● TASK MATERIAL:
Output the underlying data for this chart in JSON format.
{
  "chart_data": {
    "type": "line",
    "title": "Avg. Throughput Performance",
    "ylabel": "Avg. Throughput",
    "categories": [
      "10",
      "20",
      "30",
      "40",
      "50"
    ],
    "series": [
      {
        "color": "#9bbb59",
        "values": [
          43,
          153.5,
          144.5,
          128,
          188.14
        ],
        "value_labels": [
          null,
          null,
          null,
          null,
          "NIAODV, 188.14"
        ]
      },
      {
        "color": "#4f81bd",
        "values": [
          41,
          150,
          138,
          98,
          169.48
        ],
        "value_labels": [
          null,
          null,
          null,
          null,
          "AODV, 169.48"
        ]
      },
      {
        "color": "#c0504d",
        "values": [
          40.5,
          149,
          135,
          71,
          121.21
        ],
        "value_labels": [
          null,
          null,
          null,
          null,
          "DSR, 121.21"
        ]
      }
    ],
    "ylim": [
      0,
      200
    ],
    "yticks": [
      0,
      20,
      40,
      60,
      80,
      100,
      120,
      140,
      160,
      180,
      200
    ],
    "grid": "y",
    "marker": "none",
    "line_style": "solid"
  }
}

==

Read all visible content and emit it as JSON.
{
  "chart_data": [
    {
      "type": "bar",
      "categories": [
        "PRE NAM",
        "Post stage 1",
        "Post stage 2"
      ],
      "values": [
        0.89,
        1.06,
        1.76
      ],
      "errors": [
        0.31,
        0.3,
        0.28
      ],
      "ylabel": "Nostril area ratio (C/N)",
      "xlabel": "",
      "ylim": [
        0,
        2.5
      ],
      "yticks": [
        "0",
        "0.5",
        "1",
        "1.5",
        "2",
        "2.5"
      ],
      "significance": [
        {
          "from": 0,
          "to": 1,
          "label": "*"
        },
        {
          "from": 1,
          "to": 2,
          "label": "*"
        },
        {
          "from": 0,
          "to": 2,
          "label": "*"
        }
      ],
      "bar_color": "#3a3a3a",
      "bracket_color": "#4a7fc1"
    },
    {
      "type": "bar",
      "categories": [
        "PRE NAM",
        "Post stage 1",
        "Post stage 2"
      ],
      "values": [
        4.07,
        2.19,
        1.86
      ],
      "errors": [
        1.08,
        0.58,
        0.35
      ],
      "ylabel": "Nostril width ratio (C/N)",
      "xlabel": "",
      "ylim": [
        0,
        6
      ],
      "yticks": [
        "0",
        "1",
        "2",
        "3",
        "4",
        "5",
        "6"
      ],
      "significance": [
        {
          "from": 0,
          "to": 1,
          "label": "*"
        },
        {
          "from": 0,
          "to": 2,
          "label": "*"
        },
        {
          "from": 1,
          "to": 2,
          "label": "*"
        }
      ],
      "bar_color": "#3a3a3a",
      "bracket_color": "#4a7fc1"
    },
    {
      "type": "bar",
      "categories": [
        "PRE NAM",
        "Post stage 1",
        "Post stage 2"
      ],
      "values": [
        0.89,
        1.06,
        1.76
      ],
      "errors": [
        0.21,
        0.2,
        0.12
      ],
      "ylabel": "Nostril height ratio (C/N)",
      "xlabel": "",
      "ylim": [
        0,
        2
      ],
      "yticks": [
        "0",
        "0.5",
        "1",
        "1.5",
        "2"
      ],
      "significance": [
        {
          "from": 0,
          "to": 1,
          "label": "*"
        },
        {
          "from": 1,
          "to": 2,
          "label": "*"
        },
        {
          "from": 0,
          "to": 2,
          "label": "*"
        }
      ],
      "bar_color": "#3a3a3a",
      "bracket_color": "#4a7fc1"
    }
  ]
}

* * *

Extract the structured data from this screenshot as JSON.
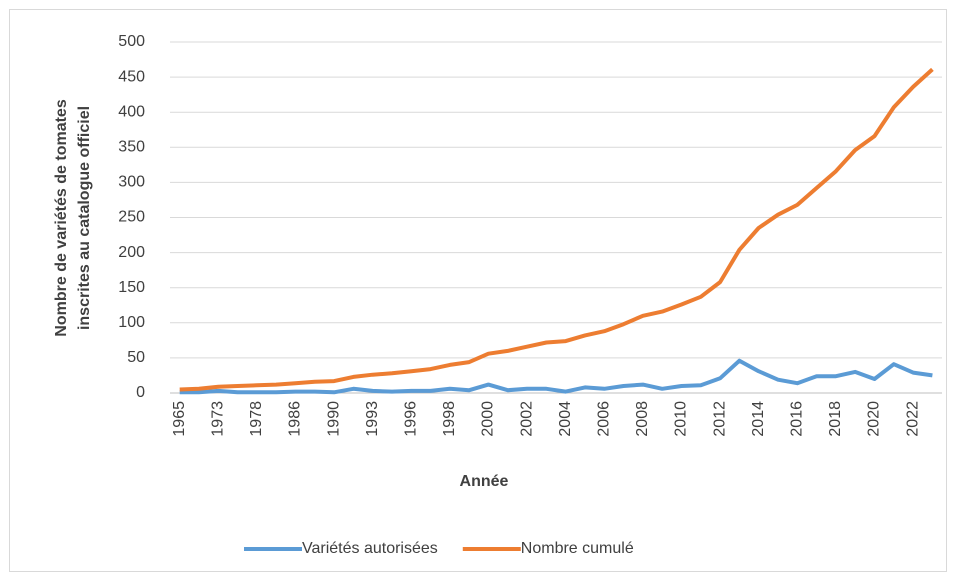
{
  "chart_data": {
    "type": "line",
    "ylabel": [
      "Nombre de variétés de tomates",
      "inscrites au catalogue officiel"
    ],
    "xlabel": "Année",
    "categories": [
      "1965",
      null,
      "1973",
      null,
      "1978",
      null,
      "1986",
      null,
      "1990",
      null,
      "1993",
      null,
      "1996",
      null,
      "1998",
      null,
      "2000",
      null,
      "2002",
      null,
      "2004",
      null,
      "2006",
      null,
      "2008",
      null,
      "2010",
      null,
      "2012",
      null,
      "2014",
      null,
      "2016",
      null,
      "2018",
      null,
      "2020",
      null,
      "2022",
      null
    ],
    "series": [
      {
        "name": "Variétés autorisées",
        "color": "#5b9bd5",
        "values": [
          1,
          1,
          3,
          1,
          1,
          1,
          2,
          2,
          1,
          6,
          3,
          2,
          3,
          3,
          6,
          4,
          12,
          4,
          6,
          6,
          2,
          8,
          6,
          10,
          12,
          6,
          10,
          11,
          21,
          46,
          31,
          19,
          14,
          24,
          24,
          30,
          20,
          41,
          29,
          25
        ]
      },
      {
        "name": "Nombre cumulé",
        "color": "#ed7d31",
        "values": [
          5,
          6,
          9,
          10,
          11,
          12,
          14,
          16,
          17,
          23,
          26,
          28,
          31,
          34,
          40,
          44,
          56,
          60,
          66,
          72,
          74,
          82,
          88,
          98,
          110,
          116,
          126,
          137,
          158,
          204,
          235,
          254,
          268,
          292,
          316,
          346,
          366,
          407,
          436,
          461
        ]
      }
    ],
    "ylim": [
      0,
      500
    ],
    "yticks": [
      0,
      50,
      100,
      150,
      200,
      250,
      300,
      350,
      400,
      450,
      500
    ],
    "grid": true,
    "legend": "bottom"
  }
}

● SET TASK:
Tell how many lines include "Nombre". The number is the whole answer.

● RESPONSE TO THE EXERCISE:
2